### EXERCISE GOAL
In the records below, count every line containing "boek". Reply with the number only.

### MATERIAL FOR THIS TASK
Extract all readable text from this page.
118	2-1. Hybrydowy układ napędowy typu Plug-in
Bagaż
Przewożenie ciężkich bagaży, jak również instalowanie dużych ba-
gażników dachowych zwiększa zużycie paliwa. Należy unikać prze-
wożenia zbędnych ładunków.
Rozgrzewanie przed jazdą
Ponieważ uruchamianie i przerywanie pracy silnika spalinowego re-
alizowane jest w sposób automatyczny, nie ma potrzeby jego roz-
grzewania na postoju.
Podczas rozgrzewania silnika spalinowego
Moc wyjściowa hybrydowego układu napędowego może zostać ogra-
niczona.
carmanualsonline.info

...

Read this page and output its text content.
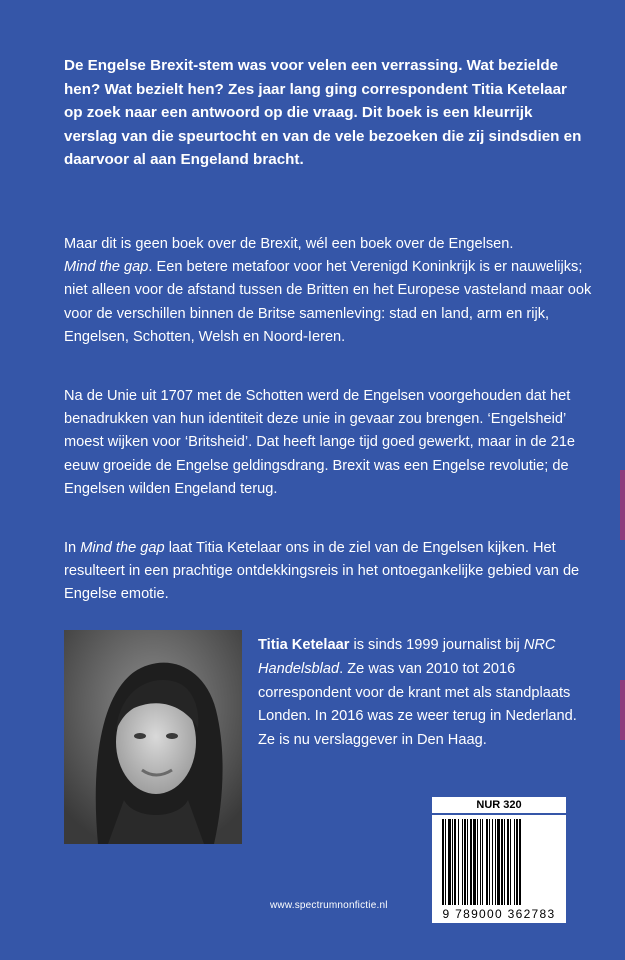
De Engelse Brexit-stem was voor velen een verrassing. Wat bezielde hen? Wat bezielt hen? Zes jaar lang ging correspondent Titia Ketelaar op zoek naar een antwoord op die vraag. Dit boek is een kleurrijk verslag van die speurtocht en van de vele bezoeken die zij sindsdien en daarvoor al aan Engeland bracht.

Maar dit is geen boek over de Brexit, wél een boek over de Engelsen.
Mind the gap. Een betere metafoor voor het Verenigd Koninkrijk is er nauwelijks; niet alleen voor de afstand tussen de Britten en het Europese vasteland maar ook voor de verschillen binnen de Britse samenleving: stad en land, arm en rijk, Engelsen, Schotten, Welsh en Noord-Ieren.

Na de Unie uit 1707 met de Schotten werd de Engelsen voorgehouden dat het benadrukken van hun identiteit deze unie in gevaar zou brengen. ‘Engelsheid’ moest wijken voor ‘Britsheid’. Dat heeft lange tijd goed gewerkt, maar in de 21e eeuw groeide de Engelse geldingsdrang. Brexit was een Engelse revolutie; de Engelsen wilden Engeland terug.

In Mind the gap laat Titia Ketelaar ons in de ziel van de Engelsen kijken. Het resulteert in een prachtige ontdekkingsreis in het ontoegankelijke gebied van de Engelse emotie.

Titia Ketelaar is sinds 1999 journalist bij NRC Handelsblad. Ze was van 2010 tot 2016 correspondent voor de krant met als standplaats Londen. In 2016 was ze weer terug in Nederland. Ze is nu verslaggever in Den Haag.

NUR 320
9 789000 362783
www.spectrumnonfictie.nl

* * *

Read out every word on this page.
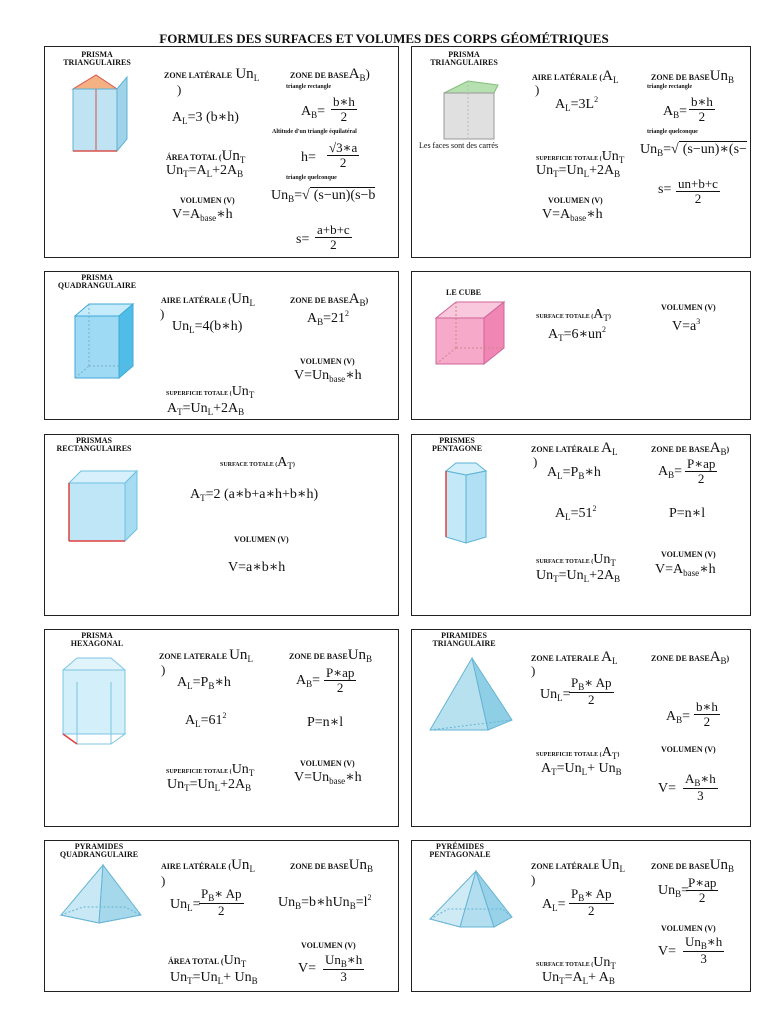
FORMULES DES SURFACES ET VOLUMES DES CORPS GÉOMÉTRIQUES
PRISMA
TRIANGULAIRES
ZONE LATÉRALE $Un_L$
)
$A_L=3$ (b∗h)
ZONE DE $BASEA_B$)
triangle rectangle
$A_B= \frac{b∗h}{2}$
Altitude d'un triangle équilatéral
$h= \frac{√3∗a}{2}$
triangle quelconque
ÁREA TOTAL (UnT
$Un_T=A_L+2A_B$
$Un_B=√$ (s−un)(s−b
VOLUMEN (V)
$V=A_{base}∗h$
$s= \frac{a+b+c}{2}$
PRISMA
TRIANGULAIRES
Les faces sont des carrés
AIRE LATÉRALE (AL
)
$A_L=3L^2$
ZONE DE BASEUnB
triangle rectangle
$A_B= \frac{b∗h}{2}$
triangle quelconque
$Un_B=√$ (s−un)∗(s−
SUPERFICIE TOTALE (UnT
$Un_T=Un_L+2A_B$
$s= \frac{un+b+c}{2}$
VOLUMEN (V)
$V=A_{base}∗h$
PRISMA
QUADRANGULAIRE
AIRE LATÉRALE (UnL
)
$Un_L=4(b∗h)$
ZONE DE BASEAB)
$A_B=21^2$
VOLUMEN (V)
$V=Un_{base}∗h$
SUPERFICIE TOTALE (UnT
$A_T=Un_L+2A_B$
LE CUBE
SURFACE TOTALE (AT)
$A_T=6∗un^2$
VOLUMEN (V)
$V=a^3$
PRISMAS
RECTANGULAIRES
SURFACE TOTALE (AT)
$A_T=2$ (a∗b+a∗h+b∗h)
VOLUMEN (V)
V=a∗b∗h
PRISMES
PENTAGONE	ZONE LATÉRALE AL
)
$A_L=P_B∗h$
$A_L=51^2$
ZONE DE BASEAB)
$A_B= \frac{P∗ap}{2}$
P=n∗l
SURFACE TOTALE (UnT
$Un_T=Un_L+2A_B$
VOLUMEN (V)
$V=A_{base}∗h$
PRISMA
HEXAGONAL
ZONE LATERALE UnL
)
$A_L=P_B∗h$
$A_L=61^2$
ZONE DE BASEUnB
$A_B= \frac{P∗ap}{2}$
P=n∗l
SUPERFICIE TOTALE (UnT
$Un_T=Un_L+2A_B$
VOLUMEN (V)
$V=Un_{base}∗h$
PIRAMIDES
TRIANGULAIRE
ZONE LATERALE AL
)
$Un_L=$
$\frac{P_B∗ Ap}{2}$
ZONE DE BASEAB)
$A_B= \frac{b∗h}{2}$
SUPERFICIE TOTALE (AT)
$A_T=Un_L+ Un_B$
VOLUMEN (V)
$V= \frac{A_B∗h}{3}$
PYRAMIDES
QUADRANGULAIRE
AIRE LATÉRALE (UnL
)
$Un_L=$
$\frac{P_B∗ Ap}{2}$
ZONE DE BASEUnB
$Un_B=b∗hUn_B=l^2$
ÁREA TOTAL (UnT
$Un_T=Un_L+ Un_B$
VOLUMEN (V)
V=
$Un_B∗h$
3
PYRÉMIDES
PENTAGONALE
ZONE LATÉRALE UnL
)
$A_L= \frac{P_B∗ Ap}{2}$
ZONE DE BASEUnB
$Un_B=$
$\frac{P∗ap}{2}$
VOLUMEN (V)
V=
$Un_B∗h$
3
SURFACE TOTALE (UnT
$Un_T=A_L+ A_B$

### ANSWER TO THE TASK
2